- **Selected text**

[START]

Neither candidate held back in her critiques of the other (see: Warren’s pointed smirk when Klobuchar referred to her as just “Elizabeth”), and both Warren’s and Klobuchar’s answers on taxes and health care made clear their differing political priorities and world views.
The only thing out of the ordinary about it was that both of these candidates are women. And there was something wildly refreshing about seeing a primary debate stage with enough women on it that they could get into vigorous, healthy ― and yes, heated, even tense ― arguments over policy.
“Amy Klobuchar’s simmering hatred for Elizabeth Warren is not feminism, but it doesn’t have to be,” tweeted feminist conmentator Shelby Knox. “Feminism is having 4 women, 2 of them [women of color], on the #demdebate stage, running for president. They don’t have to get along.”
Klobuchar and Warren represent just half of the women who qualified for Tuesday’s debate ― Sen. Kamala Harris (D-Calif.) and Rep. Tulsi Gabbard (D-Hawaii) also joined the 12-person debate stage. Harris and Warren debated each other about big tech and whether Twitter should suspend Donald Trump’s account. Klobuchar chimed in to talk about monopolies. None of these disagreements were over “women’s issues,” per se. (It’s also worth noting that all the candidates ― not just the women ― were asked directly about abortion rights by moderator Erin Burnett.)
These candidates represent a diversity of not just political ideology but of personal experience. They span generations, racial identities and religious identities. They bring different strengths and weaknesses to the table. In short, they are like any other set of Democratic presidential candidates, gender being only one relevant detail of their lives and political careers.

[END]

- **To be done**
**1)** Write out the part of the debate excerpt starting at "The only thing" and ending at "arguments over policy.".
**2)** In the debate excerpt, which moderator asked all the candidates directly about abortion rights?

- **Data**
[START]

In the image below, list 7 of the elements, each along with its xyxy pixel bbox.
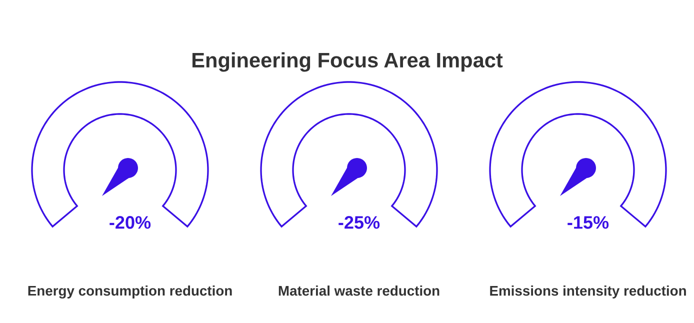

[END]

- **Task-by-task results**
**1)**
The only thing out of the ordinary about it was that both of these candidates are women. And there was something wildly refreshing about seeing a primary debate stage with enough women on it that they could get into vigorous, healthy ― and yes, heated, even tense ― arguments over policy.

**2)** Erin Burnett